### Aim:
Search the listing below for the string "that" and copy every line where it occurs.

### Data to use:
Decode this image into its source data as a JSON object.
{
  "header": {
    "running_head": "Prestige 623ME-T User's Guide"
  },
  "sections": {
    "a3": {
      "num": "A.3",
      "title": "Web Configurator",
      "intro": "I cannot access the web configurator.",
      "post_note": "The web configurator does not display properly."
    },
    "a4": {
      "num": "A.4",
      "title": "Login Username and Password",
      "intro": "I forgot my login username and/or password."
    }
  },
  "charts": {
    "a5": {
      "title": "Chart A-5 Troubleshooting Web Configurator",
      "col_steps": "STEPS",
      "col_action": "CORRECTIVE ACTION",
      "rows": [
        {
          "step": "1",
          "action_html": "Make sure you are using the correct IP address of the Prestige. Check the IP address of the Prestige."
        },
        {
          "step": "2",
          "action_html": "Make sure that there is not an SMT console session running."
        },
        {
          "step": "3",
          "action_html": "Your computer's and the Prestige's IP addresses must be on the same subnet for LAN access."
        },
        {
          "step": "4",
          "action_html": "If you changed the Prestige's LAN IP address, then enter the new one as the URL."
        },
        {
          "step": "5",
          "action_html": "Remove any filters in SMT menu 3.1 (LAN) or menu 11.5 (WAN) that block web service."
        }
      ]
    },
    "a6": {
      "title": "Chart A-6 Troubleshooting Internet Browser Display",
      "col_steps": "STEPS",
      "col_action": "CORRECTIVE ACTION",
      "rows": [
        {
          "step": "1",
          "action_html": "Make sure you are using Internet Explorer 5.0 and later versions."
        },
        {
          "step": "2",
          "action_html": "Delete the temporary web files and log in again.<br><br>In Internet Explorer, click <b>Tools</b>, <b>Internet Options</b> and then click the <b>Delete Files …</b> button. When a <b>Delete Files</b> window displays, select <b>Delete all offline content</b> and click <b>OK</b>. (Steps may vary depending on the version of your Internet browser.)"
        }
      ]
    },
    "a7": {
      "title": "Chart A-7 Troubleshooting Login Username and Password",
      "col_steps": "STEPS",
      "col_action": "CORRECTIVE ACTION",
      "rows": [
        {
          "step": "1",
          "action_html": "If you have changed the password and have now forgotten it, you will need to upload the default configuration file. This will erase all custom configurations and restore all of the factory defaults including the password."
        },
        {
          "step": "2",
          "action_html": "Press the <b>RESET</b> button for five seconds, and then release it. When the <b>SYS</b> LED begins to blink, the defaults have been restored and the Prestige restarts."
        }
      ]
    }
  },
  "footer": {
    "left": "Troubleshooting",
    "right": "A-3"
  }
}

### Result of the task:
          "action_html": "Make sure that there is not an SMT console session running."
          "action_html": "Remove any filters in SMT menu 3.1 (LAN) or menu 11.5 (WAN) that block web service."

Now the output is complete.